## Goal of the exercise
Transcribe all of the data exactly. Omit the pictures.

Entries from a visual dataset:
• • •
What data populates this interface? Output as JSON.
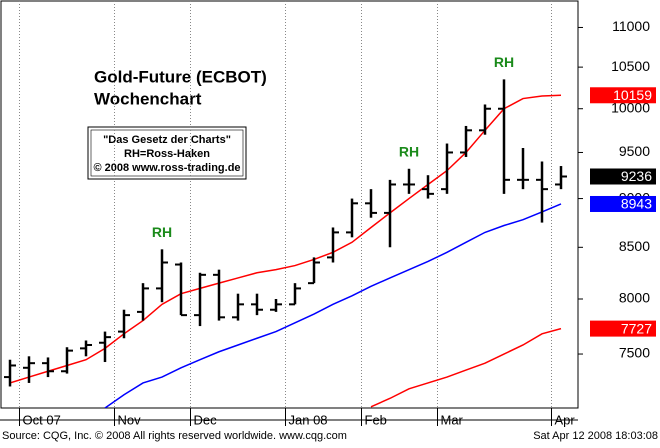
{
  "chart_data": {
    "type": "ohlc",
    "title": "Gold-Future (ECBOT)",
    "subtitle": "Wochenchart",
    "note_box": [
      "\"Das Gesetz der Charts\"",
      "RH=Ross-Haken",
      "© 2008 www.ross-trading.de"
    ],
    "categories": [
      null,
      "Oct 07",
      null,
      null,
      null,
      null,
      "Nov",
      null,
      null,
      null,
      "Dec",
      null,
      null,
      null,
      null,
      "Jan 08",
      null,
      null,
      null,
      "Feb",
      null,
      null,
      null,
      "Mar",
      null,
      null,
      null,
      null,
      null,
      "Apr"
    ],
    "open": [
      7300,
      7380,
      7420,
      7350,
      7550,
      7600,
      7700,
      7880,
      8100,
      8330,
      7850,
      8230,
      7830,
      7950,
      7900,
      7950,
      8150,
      8400,
      8650,
      8950,
      8850,
      9150,
      9100,
      9100,
      9500,
      9750,
      10000,
      9200,
      9200,
      9150
    ],
    "high": [
      7450,
      7480,
      7470,
      7560,
      7620,
      7700,
      7900,
      8150,
      8480,
      8350,
      8250,
      8280,
      8050,
      8050,
      8000,
      8150,
      8400,
      8700,
      9000,
      9100,
      9200,
      9320,
      9250,
      9600,
      9800,
      10050,
      10350,
      9550,
      9400,
      9350
    ],
    "low": [
      7220,
      7250,
      7300,
      7330,
      7480,
      7430,
      7640,
      7800,
      7970,
      7850,
      7750,
      7800,
      7800,
      7850,
      7880,
      7950,
      8150,
      8350,
      8600,
      8800,
      8500,
      9050,
      9000,
      9050,
      9450,
      9700,
      9050,
      9100,
      8750,
      9100
    ],
    "close": [
      7400,
      7420,
      7350,
      7530,
      7580,
      7650,
      7850,
      8100,
      8350,
      7850,
      8230,
      7830,
      7950,
      7900,
      7950,
      8100,
      8350,
      8650,
      8950,
      8850,
      9150,
      9150,
      9050,
      9500,
      9750,
      10000,
      9200,
      9200,
      9100,
      9236
    ],
    "color": "#000000",
    "lines": [
      {
        "color": "#ff0000",
        "values": [
          7250,
          7300,
          7350,
          7400,
          7450,
          7550,
          7680,
          7800,
          7950,
          8050,
          8100,
          8150,
          8200,
          8250,
          8280,
          8320,
          8380,
          8450,
          8550,
          8700,
          8850,
          9000,
          9150,
          9300,
          9500,
          9750,
          10000,
          10120,
          10150,
          10159
        ]
      },
      {
        "color": "#0000ff",
        "values": [
          null,
          null,
          null,
          null,
          null,
          7040,
          7150,
          7250,
          7300,
          7380,
          7450,
          7520,
          7580,
          7640,
          7700,
          7780,
          7860,
          7950,
          8030,
          8120,
          8200,
          8280,
          8360,
          8450,
          8550,
          8650,
          8720,
          8780,
          8860,
          8943
        ]
      },
      {
        "color": "#ff0000",
        "values": [
          null,
          null,
          null,
          null,
          null,
          null,
          null,
          null,
          null,
          null,
          null,
          null,
          null,
          null,
          null,
          null,
          null,
          null,
          null,
          7050,
          7120,
          7200,
          7250,
          7300,
          7360,
          7420,
          7500,
          7580,
          7680,
          7727
        ]
      }
    ],
    "last_values": [
      {
        "value": 10159,
        "color": "#ff0000"
      },
      {
        "value": 9236,
        "color": "#000000"
      },
      {
        "value": 8943,
        "color": "#0000ff"
      },
      {
        "value": 7727,
        "color": "#ff0000"
      }
    ],
    "annotations": [
      {
        "text": "RH",
        "x": 8
      },
      {
        "text": "RH",
        "x": 21
      },
      {
        "text": "RH",
        "x": 26
      }
    ],
    "ylim": [
      7040,
      11360
    ],
    "yticks": [
      7500,
      8000,
      8500,
      9000,
      9500,
      10000,
      10500,
      11000
    ],
    "log_scale": true,
    "source": "Source: CQG, Inc. © 2008 All rights reserved worldwide. www.cqg.com",
    "timestamp": "Sat Apr 12 2008 18:03:08"
  }
}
• • •
## Solution to this task
What data populates this interface? Output as JSON.
{
  "chart_data": {
    "type": "ohlc",
    "title": "Gold-Future (ECBOT)",
    "subtitle": "Wochenchart",
    "note_box": [
      "\"Das Gesetz der Charts\"",
      "RH=Ross-Haken",
      "© 2008 www.ross-trading.de"
    ],
    "categories": [
      null,
      "Oct 07",
      null,
      null,
      null,
      null,
      "Nov",
      null,
      null,
      null,
      "Dec",
      null,
      null,
      null,
      null,
      "Jan 08",
      null,
      null,
      null,
      "Feb",
      null,
      null,
      null,
      "Mar",
      null,
      null,
      null,
      null,
      null,
      "Apr"
    ],
    "open": [
      7300,
      7380,
      7420,
      7350,
      7550,
      7600,
      7700,
      7880,
      8100,
      8330,
      7850,
      8230,
      7830,
      7950,
      7900,
      7950,
      8150,
      8400,
      8650,
      8950,
      8850,
      9150,
      9100,
      9100,
      9500,
      9750,
      10000,
      9200,
      9200,
      9150
    ],
    "high": [
      7450,
      7480,
      7470,
      7560,
      7620,
      7700,
      7900,
      8150,
      8480,
      8350,
      8250,
      8280,
      8050,
      8050,
      8000,
      8150,
      8400,
      8700,
      9000,
      9100,
      9200,
      9320,
      9250,
      9600,
      9800,
      10050,
      10350,
      9550,
      9400,
      9350
    ],
    "low": [
      7220,
      7250,
      7300,
      7330,
      7480,
      7430,
      7640,
      7800,
      7970,
      7850,
      7750,
      7800,
      7800,
      7850,
      7880,
      7950,
      8150,
      8350,
      8600,
      8800,
      8500,
      9050,
      9000,
      9050,
      9450,
      9700,
      9050,
      9100,
      8750,
      9100
    ],
    "close": [
      7400,
      7420,
      7350,
      7530,
      7580,
      7650,
      7850,
      8100,
      8350,
      7850,
      8230,
      7830,
      7950,
      7900,
      7950,
      8100,
      8350,
      8650,
      8950,
      8850,
      9150,
      9150,
      9050,
      9500,
      9750,
      10000,
      9200,
      9200,
      9100,
      9236
    ],
    "color": "#000000",
    "lines": [
      {
        "color": "#ff0000",
        "values": [
          7250,
          7300,
          7350,
          7400,
          7450,
          7550,
          7680,
          7800,
          7950,
          8050,
          8100,
          8150,
          8200,
          8250,
          8280,
          8320,
          8380,
          8450,
          8550,
          8700,
          8850,
          9000,
          9150,
          9300,
          9500,
          9750,
          10000,
          10120,
          10150,
          10159
        ]
      },
      {
        "color": "#0000ff",
        "values": [
          null,
          null,
          null,
          null,
          null,
          7040,
          7150,
          7250,
          7300,
          7380,
          7450,
          7520,
          7580,
          7640,
          7700,
          7780,
          7860,
          7950,
          8030,
          8120,
          8200,
          8280,
          8360,
          8450,
          8550,
          8650,
          8720,
          8780,
          8860,
          8943
        ]
      },
      {
        "color": "#ff0000",
        "values": [
          null,
          null,
          null,
          null,
          null,
          null,
          null,
          null,
          null,
          null,
          null,
          null,
          null,
          null,
          null,
          null,
          null,
          null,
          null,
          7050,
          7120,
          7200,
          7250,
          7300,
          7360,
          7420,
          7500,
          7580,
          7680,
          7727
        ]
      }
    ],
    "last_values": [
      {
        "value": 10159,
        "color": "#ff0000"
      },
      {
        "value": 9236,
        "color": "#000000"
      },
      {
        "value": 8943,
        "color": "#0000ff"
      },
      {
        "value": 7727,
        "color": "#ff0000"
      }
    ],
    "annotations": [
      {
        "text": "RH",
        "x": 8
      },
      {
        "text": "RH",
        "x": 21
      },
      {
        "text": "RH",
        "x": 26
      }
    ],
    "ylim": [
      7040,
      11360
    ],
    "yticks": [
      7500,
      8000,
      8500,
      9000,
      9500,
      10000,
      10500,
      11000
    ],
    "log_scale": true,
    "source": "Source: CQG, Inc. © 2008 All rights reserved worldwide. www.cqg.com",
    "timestamp": "Sat Apr 12 2008 18:03:08"
  }
}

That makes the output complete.